Exercise objective - Reproduce the entries below word for word, starting at the very first line and ending at the line that contains "index-label-37: 37: [229, 247, 235, 253]", with both of those lines included.

Data lines -
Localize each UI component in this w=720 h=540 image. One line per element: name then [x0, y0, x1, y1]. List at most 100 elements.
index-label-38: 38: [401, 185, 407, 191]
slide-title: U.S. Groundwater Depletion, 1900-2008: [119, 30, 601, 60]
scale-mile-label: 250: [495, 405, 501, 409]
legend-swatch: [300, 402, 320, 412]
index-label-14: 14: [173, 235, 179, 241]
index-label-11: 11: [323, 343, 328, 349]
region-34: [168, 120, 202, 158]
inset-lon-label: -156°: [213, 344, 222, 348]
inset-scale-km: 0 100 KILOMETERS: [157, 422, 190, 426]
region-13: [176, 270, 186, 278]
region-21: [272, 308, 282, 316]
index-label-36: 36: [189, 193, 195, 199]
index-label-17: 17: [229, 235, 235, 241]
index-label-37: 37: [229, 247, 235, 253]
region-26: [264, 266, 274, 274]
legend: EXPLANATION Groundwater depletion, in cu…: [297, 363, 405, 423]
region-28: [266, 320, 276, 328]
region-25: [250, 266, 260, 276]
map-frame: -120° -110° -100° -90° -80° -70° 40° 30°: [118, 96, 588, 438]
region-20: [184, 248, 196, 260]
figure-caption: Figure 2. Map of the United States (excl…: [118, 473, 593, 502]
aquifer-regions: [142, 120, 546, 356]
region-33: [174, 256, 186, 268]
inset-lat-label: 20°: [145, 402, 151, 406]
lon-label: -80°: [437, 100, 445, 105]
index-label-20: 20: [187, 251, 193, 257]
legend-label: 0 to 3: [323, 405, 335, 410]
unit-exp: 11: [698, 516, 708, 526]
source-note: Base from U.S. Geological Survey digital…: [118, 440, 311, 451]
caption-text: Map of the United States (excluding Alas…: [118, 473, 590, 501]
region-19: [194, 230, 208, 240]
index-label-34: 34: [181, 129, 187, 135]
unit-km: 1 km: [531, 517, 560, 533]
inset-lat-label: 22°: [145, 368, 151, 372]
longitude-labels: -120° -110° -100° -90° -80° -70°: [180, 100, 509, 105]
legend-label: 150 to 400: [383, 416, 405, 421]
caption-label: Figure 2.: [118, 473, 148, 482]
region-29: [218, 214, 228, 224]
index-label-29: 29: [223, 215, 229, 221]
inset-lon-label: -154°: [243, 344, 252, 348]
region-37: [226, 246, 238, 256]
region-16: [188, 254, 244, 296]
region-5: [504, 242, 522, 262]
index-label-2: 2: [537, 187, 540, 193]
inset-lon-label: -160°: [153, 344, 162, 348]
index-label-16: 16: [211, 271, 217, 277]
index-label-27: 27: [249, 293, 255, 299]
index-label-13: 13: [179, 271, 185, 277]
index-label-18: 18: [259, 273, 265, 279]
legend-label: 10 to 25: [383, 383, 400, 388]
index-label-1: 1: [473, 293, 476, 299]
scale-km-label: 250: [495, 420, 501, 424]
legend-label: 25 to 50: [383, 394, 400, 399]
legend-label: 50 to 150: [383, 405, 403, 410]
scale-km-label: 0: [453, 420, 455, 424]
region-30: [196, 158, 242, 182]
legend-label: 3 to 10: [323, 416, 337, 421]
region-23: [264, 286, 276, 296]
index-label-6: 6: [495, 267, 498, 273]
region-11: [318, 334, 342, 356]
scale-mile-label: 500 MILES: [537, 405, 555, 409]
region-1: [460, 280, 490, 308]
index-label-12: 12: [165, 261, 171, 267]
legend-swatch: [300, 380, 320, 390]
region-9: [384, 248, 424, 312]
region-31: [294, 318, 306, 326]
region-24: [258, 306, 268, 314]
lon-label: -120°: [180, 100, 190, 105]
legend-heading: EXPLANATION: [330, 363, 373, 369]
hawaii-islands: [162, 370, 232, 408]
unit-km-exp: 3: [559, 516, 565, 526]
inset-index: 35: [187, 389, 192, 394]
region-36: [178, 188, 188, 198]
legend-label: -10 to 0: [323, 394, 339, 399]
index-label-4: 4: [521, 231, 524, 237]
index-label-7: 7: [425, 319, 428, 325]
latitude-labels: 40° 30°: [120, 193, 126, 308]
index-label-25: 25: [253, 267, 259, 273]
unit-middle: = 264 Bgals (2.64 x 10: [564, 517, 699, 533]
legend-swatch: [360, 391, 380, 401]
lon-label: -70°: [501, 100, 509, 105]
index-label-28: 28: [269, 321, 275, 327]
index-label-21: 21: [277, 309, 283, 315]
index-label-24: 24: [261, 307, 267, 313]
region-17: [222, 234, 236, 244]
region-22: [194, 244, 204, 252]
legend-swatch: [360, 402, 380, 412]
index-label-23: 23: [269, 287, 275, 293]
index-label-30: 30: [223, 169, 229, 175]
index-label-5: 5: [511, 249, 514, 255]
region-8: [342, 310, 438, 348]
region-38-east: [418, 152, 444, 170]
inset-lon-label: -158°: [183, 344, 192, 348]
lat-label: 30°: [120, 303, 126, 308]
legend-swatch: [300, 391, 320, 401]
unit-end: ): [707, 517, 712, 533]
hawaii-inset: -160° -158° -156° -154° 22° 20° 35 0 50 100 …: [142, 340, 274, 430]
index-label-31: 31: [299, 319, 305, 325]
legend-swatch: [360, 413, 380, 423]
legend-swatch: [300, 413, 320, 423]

The answer -
Localize each UI component in this w=720 h=540 image. One line per element: name then [x0, y0, x1, y1]. List at most 100 elements.
index-label-38: 38: [401, 185, 407, 191]
slide-title: U.S. Groundwater Depletion, 1900-2008: [119, 30, 601, 60]
scale-mile-label: 250: [495, 405, 501, 409]
legend-swatch: [300, 402, 320, 412]
index-label-14: 14: [173, 235, 179, 241]
index-label-11: 11: [323, 343, 328, 349]
region-34: [168, 120, 202, 158]
inset-lon-label: -156°: [213, 344, 222, 348]
inset-scale-km: 0 100 KILOMETERS: [157, 422, 190, 426]
region-13: [176, 270, 186, 278]
region-21: [272, 308, 282, 316]
index-label-36: 36: [189, 193, 195, 199]
index-label-17: 17: [229, 235, 235, 241]
index-label-37: 37: [229, 247, 235, 253]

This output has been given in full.